→ **EXTRACTED INFORMATION**
§ §

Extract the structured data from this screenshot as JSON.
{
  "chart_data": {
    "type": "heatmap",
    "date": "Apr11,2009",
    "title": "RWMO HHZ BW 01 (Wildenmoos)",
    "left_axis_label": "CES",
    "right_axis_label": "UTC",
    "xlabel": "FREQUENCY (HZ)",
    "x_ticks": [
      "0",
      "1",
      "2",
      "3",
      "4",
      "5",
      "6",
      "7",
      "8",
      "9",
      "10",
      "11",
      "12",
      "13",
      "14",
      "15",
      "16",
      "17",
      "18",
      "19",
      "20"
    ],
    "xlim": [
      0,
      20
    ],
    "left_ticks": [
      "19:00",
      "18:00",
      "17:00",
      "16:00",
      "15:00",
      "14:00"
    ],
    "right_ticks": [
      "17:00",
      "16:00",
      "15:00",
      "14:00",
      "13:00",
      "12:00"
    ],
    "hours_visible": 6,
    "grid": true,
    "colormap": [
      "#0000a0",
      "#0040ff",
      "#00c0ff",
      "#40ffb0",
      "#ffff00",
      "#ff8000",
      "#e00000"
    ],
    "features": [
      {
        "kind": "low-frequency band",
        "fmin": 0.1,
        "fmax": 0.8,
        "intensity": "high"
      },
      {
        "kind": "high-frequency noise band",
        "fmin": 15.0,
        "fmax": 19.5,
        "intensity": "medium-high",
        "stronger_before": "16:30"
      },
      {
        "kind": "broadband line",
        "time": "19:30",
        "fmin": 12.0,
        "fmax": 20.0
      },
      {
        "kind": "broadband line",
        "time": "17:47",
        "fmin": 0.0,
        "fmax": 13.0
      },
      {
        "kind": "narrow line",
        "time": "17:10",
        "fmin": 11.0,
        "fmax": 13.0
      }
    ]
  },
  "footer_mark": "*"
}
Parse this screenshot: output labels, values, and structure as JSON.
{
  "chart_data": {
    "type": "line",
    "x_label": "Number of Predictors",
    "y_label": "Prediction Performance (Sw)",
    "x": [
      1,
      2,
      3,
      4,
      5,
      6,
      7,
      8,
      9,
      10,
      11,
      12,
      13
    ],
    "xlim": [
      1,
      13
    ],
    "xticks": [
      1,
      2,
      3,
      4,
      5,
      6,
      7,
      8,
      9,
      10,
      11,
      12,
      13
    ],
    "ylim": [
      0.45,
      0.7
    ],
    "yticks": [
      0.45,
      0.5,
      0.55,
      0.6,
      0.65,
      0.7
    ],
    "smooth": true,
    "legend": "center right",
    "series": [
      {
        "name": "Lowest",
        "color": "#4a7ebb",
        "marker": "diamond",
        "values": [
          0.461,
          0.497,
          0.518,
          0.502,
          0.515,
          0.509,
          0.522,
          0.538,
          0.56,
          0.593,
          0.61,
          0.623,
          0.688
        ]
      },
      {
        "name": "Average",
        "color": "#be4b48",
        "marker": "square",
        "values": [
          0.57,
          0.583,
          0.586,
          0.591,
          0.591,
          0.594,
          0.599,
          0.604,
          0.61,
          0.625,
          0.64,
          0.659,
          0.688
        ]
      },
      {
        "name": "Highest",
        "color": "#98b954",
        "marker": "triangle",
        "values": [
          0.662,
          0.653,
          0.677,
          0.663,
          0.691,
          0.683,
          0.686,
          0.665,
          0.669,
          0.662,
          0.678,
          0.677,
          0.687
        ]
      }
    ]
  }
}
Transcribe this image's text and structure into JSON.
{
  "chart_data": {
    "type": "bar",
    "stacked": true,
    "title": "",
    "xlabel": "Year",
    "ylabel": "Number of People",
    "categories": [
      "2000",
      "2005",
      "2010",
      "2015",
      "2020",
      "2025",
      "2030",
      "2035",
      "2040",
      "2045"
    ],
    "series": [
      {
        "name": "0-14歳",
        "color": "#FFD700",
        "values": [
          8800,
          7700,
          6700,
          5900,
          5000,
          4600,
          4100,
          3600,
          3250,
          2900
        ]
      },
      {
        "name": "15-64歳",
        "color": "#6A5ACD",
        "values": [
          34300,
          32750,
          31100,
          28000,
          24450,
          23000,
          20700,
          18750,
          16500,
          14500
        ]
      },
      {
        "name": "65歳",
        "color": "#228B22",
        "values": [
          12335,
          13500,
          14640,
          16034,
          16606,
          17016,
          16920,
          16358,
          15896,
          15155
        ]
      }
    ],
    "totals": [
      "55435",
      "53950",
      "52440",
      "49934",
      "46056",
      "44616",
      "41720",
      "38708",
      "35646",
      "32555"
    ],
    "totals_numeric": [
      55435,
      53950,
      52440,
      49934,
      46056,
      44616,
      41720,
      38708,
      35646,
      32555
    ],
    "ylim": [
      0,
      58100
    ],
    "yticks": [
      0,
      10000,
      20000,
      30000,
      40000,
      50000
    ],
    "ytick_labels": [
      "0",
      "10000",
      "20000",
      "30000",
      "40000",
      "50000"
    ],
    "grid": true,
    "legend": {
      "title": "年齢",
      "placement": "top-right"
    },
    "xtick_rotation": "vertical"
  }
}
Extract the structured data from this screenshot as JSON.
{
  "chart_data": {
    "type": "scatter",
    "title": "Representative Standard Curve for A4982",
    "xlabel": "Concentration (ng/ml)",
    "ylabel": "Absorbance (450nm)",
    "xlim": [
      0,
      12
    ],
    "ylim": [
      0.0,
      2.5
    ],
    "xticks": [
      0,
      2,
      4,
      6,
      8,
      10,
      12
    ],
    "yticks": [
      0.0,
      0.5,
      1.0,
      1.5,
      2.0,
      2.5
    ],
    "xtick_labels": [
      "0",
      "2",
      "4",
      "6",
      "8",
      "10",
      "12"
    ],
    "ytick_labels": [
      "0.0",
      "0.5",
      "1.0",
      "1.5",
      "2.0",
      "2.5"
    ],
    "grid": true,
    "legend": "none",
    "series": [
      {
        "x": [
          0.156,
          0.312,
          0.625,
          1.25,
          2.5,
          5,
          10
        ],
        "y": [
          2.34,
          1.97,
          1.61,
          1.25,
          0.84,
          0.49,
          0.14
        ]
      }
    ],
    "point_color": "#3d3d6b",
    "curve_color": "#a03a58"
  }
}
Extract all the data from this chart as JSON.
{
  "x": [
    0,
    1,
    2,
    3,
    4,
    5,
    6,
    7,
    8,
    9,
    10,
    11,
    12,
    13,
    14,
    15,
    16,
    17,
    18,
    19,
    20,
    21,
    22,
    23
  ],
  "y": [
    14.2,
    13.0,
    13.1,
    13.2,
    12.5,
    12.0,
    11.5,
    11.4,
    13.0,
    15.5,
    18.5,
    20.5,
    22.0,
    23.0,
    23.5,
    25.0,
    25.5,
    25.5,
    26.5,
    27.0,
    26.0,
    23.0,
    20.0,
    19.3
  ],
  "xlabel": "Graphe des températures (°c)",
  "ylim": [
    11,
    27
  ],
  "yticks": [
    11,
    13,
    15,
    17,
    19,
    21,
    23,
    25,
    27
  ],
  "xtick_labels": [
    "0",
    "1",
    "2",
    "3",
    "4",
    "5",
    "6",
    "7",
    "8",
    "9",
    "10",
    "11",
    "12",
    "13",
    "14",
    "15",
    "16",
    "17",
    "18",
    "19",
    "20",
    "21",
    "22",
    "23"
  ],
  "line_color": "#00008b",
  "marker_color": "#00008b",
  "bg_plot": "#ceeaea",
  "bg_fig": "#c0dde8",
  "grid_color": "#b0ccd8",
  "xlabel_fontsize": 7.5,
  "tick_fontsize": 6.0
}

§ §

→ **STATED PROBLEM**
List every line in the records above that contains the word "kind".

→ **WRITTEN ANSWER**
        "kind": "low-frequency band",
        "kind": "high-frequency noise band",
        "kind": "broadband line",
        "kind": "broadband line",
        "kind": "narrow line",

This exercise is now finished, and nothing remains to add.